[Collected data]
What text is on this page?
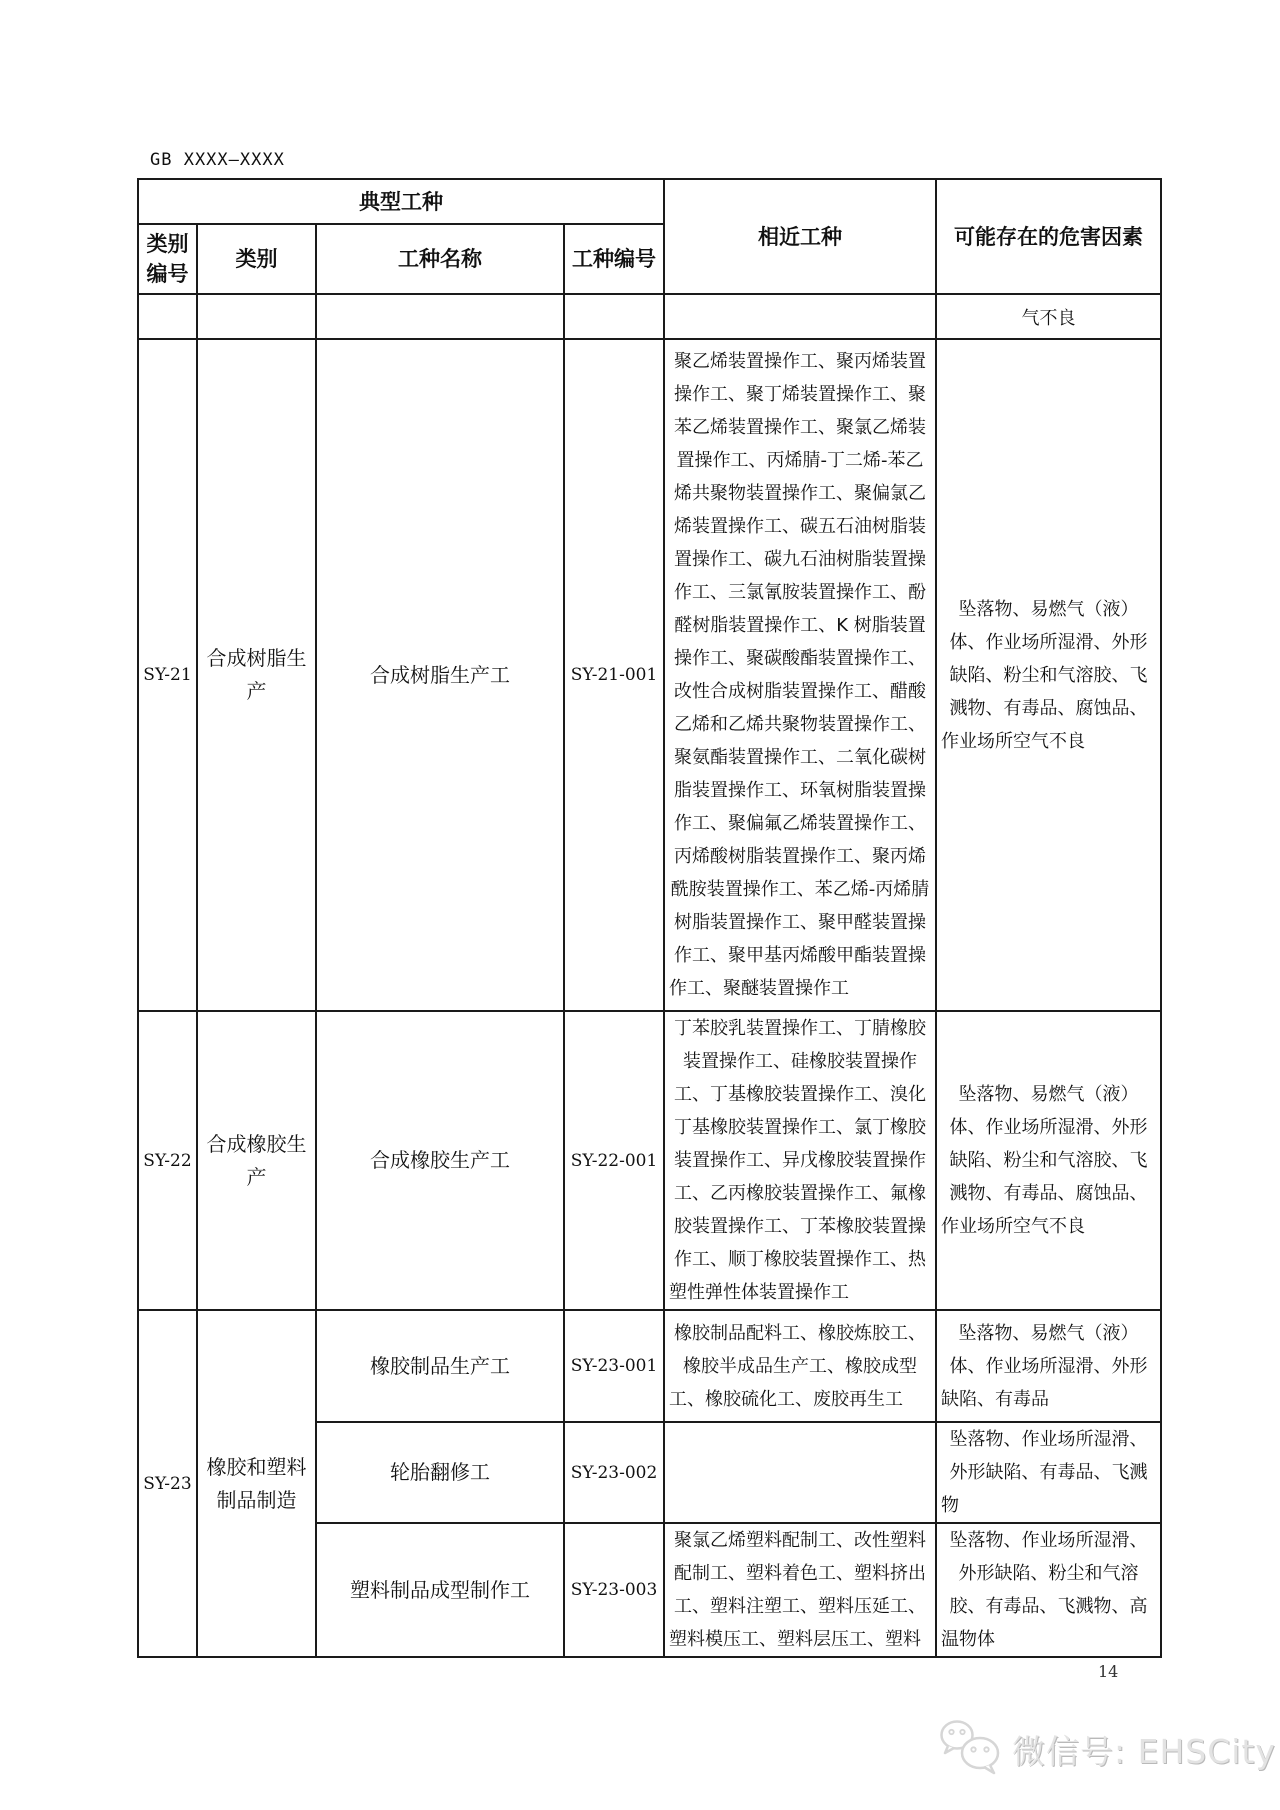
GB XXXX—XXXX
典型工种				相近工种	可能存在的危害因素
类别编号	类别	工种名称	工种编号		
					气不良
SY-21	合成树脂生产	合成树脂生产工	SY-21-001	聚乙烯装置操作工、聚丙烯装置操作工、聚丁烯装置操作工、聚苯乙烯装置操作工、聚氯乙烯装置操作工、丙烯腈-丁二烯-苯乙烯共聚物装置操作工、聚偏氯乙烯装置操作工、碳五石油树脂装置操作工、碳九石油树脂装置操作工、三氯氰胺装置操作工、酚醛树脂装置操作工、K 树脂装置操作工、聚碳酸酯装置操作工、改性合成树脂装置操作工、醋酸乙烯和乙烯共聚物装置操作工、聚氨酯装置操作工、二氧化碳树脂装置操作工、环氧树脂装置操作工、聚偏氟乙烯装置操作工、丙烯酸树脂装置操作工、聚丙烯酰胺装置操作工、苯乙烯-丙烯腈树脂装置操作工、聚甲醛装置操作工、聚甲基丙烯酸甲酯装置操作工、聚醚装置操作工	坠落物、易燃气（液）体、作业场所湿滑、外形缺陷、粉尘和气溶胶、飞溅物、有毒品、腐蚀品、作业场所空气不良
SY-22	合成橡胶生产	合成橡胶生产工	SY-22-001	丁苯胶乳装置操作工、丁腈橡胶装置操作工、硅橡胶装置操作工、丁基橡胶装置操作工、溴化丁基橡胶装置操作工、氯丁橡胶装置操作工、异戊橡胶装置操作工、乙丙橡胶装置操作工、氟橡胶装置操作工、丁苯橡胶装置操作工、顺丁橡胶装置操作工、热塑性弹性体装置操作工	坠落物、易燃气（液）体、作业场所湿滑、外形缺陷、粉尘和气溶胶、飞溅物、有毒品、腐蚀品、作业场所空气不良
SY-23	橡胶和塑料制品制造	橡胶制品生产工	SY-23-001	橡胶制品配料工、橡胶炼胶工、橡胶半成品生产工、橡胶成型工、橡胶硫化工、废胶再生工	坠落物、易燃气（液）体、作业场所湿滑、外形缺陷、有毒品
		轮胎翻修工	SY-23-002		坠落物、作业场所湿滑、外形缺陷、有毒品、飞溅物
		塑料制品成型制作工	SY-23-003	聚氯乙烯塑料配制工、改性塑料配制工、塑料着色工、塑料挤出工、塑料注塑工、塑料压延工、塑料模压工、塑料层压工、塑料	坠落物、作业场所湿滑、外形缺陷、粉尘和气溶胶、有毒品、飞溅物、高温物体
14
微信号: EHSCity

* **PROBLEM DETAILS**: Without including any pictures, print each record exactly.

* **PROBLEM SOLUTION**:
What text is on this page?
GB XXXX—XXXX
典型工种				相近工种	可能存在的危害因素
类别编号	类别	工种名称	工种编号		
					气不良
SY-21	合成树脂生产	合成树脂生产工	SY-21-001	聚乙烯装置操作工、聚丙烯装置操作工、聚丁烯装置操作工、聚苯乙烯装置操作工、聚氯乙烯装置操作工、丙烯腈-丁二烯-苯乙烯共聚物装置操作工、聚偏氯乙烯装置操作工、碳五石油树脂装置操作工、碳九石油树脂装置操作工、三氯氰胺装置操作工、酚醛树脂装置操作工、K 树脂装置操作工、聚碳酸酯装置操作工、改性合成树脂装置操作工、醋酸乙烯和乙烯共聚物装置操作工、聚氨酯装置操作工、二氧化碳树脂装置操作工、环氧树脂装置操作工、聚偏氟乙烯装置操作工、丙烯酸树脂装置操作工、聚丙烯酰胺装置操作工、苯乙烯-丙烯腈树脂装置操作工、聚甲醛装置操作工、聚甲基丙烯酸甲酯装置操作工、聚醚装置操作工	坠落物、易燃气（液）体、作业场所湿滑、外形缺陷、粉尘和气溶胶、飞溅物、有毒品、腐蚀品、作业场所空气不良
SY-22	合成橡胶生产	合成橡胶生产工	SY-22-001	丁苯胶乳装置操作工、丁腈橡胶装置操作工、硅橡胶装置操作工、丁基橡胶装置操作工、溴化丁基橡胶装置操作工、氯丁橡胶装置操作工、异戊橡胶装置操作工、乙丙橡胶装置操作工、氟橡胶装置操作工、丁苯橡胶装置操作工、顺丁橡胶装置操作工、热塑性弹性体装置操作工	坠落物、易燃气（液）体、作业场所湿滑、外形缺陷、粉尘和气溶胶、飞溅物、有毒品、腐蚀品、作业场所空气不良
SY-23	橡胶和塑料制品制造	橡胶制品生产工	SY-23-001	橡胶制品配料工、橡胶炼胶工、橡胶半成品生产工、橡胶成型工、橡胶硫化工、废胶再生工	坠落物、易燃气（液）体、作业场所湿滑、外形缺陷、有毒品
		轮胎翻修工	SY-23-002		坠落物、作业场所湿滑、外形缺陷、有毒品、飞溅物
		塑料制品成型制作工	SY-23-003	聚氯乙烯塑料配制工、改性塑料配制工、塑料着色工、塑料挤出工、塑料注塑工、塑料压延工、塑料模压工、塑料层压工、塑料	坠落物、作业场所湿滑、外形缺陷、粉尘和气溶胶、有毒品、飞溅物、高温物体
14
微信号: EHSCity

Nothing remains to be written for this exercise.